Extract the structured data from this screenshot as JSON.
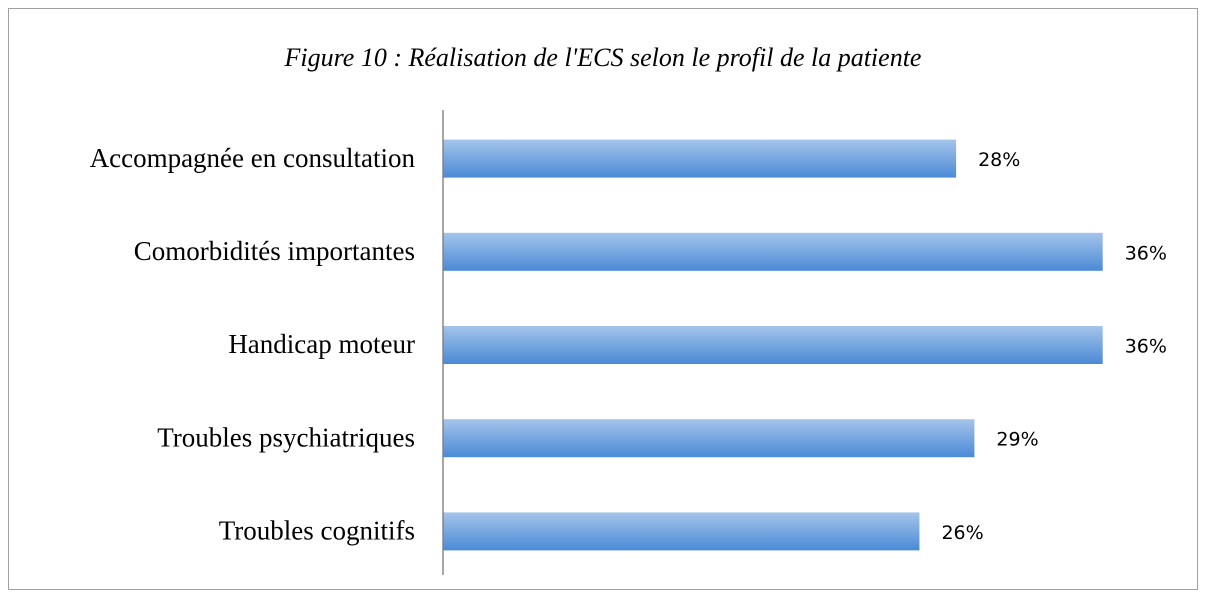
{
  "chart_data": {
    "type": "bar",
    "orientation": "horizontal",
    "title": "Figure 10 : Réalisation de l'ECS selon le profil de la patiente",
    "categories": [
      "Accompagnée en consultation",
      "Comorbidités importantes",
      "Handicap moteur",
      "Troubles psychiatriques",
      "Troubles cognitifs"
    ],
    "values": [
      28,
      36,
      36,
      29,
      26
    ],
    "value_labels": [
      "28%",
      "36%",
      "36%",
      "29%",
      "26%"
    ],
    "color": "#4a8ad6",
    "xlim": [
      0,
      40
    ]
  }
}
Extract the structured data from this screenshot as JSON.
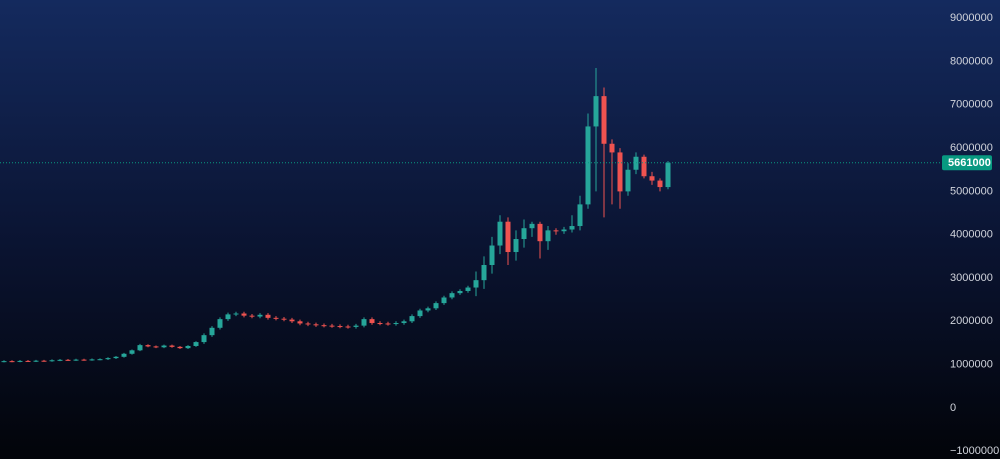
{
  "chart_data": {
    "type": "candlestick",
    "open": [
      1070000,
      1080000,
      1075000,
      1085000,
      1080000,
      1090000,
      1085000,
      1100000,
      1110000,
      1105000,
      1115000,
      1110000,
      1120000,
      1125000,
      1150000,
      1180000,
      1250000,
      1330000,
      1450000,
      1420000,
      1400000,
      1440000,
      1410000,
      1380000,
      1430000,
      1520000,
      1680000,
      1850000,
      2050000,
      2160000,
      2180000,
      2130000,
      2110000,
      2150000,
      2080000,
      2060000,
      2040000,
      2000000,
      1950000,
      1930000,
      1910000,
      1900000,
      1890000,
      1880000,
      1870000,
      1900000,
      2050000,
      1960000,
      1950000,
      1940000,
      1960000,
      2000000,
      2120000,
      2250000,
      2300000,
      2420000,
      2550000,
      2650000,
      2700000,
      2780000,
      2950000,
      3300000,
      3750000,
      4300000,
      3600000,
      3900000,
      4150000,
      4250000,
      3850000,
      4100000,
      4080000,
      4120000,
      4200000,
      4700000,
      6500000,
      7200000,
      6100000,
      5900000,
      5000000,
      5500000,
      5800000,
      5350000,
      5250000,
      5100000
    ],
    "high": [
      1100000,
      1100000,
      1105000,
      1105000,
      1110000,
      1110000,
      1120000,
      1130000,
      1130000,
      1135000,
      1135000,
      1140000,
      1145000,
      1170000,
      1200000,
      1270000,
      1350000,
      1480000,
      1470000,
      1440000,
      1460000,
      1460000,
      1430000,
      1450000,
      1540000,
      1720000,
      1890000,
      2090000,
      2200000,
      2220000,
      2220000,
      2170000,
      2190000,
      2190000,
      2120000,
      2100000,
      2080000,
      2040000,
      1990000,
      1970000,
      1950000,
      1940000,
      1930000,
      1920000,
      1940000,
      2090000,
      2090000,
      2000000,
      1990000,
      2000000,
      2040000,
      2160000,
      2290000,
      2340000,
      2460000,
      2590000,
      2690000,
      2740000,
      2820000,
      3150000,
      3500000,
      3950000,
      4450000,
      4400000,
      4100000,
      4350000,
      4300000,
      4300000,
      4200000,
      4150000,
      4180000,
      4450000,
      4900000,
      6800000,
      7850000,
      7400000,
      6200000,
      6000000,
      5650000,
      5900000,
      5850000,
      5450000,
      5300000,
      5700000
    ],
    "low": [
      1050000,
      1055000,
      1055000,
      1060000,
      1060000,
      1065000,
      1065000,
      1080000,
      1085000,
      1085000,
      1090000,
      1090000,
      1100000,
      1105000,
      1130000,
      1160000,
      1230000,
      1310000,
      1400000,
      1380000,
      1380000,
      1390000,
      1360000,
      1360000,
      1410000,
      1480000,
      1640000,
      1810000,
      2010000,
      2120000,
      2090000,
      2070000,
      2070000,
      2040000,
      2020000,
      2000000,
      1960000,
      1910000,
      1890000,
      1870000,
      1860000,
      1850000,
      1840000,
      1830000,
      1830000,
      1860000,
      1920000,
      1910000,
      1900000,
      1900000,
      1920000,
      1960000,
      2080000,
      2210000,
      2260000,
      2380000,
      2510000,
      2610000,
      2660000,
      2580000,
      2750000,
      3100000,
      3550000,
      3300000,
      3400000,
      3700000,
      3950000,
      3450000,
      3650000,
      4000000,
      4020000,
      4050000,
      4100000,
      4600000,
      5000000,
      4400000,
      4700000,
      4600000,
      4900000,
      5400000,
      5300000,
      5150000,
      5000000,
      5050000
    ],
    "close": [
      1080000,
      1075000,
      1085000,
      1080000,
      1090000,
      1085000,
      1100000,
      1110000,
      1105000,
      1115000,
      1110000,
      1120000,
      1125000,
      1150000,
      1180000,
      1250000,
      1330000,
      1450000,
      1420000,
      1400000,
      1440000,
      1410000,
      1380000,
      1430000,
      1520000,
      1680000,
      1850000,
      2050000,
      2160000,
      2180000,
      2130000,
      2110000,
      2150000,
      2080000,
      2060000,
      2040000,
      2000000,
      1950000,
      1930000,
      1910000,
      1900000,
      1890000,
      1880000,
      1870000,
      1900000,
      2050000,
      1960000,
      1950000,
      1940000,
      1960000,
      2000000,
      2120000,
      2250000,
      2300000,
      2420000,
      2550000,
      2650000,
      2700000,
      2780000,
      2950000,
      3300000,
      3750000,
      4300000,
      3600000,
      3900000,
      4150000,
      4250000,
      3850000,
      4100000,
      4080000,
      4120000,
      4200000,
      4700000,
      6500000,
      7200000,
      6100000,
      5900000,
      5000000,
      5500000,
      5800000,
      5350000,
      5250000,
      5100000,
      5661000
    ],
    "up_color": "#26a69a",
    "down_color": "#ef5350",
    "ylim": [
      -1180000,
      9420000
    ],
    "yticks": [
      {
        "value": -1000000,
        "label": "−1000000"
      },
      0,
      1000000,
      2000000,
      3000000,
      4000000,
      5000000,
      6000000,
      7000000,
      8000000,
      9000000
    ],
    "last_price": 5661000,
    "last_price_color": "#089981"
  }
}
######
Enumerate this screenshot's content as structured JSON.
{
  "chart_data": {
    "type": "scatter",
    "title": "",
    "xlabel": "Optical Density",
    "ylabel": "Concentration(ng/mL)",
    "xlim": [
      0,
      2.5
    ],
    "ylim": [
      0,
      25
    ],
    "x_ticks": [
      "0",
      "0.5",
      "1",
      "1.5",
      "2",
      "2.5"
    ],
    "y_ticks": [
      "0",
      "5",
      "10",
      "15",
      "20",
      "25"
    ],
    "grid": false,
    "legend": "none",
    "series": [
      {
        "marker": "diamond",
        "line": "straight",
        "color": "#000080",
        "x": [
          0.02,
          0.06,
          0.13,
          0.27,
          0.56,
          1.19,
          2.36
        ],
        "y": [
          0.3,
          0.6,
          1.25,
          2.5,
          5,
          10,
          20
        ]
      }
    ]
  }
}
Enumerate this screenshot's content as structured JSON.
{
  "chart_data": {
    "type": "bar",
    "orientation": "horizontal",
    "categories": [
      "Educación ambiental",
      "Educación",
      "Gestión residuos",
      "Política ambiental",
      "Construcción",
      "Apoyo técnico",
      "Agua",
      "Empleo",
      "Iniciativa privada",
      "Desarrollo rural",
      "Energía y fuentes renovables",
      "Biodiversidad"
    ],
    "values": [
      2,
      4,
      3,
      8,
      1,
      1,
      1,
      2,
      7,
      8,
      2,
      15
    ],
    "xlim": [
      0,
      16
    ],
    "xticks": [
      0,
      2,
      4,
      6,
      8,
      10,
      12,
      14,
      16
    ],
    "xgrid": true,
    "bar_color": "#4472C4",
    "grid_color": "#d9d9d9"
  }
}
######
REQUIREMENT >>
State the count of lines that contain the string "title". Nothing else is needed.

EXERCISE SOLUTION >>
2